§ PROBLEM REQUIREMENTS
Transcribe the records below exactly as they appear.

========

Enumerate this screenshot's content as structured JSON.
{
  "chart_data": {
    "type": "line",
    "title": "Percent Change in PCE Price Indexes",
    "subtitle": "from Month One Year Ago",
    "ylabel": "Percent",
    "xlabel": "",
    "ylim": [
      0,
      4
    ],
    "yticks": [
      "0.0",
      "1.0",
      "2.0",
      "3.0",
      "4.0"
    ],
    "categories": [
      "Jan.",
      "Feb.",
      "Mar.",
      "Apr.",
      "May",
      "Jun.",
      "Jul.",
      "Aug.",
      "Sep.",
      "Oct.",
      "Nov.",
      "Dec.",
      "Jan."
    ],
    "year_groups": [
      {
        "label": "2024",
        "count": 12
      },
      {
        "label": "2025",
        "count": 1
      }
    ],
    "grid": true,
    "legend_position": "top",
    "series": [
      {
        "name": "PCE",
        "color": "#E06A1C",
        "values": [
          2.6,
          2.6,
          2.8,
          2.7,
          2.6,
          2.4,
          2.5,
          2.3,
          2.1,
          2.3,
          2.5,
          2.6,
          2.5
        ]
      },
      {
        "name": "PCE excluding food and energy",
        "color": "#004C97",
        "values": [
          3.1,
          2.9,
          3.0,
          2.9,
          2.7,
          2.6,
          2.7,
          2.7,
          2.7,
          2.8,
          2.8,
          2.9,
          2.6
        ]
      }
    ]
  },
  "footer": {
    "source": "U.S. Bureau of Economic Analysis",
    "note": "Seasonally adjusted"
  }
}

========

§ OUTPUT FOR THIS TASK
Enumerate this screenshot's content as structured JSON.
{
  "chart_data": {
    "type": "line",
    "title": "Percent Change in PCE Price Indexes",
    "subtitle": "from Month One Year Ago",
    "ylabel": "Percent",
    "xlabel": "",
    "ylim": [
      0,
      4
    ],
    "yticks": [
      "0.0",
      "1.0",
      "2.0",
      "3.0",
      "4.0"
    ],
    "categories": [
      "Jan.",
      "Feb.",
      "Mar.",
      "Apr.",
      "May",
      "Jun.",
      "Jul.",
      "Aug.",
      "Sep.",
      "Oct.",
      "Nov.",
      "Dec.",
      "Jan."
    ],
    "year_groups": [
      {
        "label": "2024",
        "count": 12
      },
      {
        "label": "2025",
        "count": 1
      }
    ],
    "grid": true,
    "legend_position": "top",
    "series": [
      {
        "name": "PCE",
        "color": "#E06A1C",
        "values": [
          2.6,
          2.6,
          2.8,
          2.7,
          2.6,
          2.4,
          2.5,
          2.3,
          2.1,
          2.3,
          2.5,
          2.6,
          2.5
        ]
      },
      {
        "name": "PCE excluding food and energy",
        "color": "#004C97",
        "values": [
          3.1,
          2.9,
          3.0,
          2.9,
          2.7,
          2.6,
          2.7,
          2.7,
          2.7,
          2.8,
          2.8,
          2.9,
          2.6
        ]
      }
    ]
  },
  "footer": {
    "source": "U.S. Bureau of Economic Analysis",
    "note": "Seasonally adjusted"
  }
}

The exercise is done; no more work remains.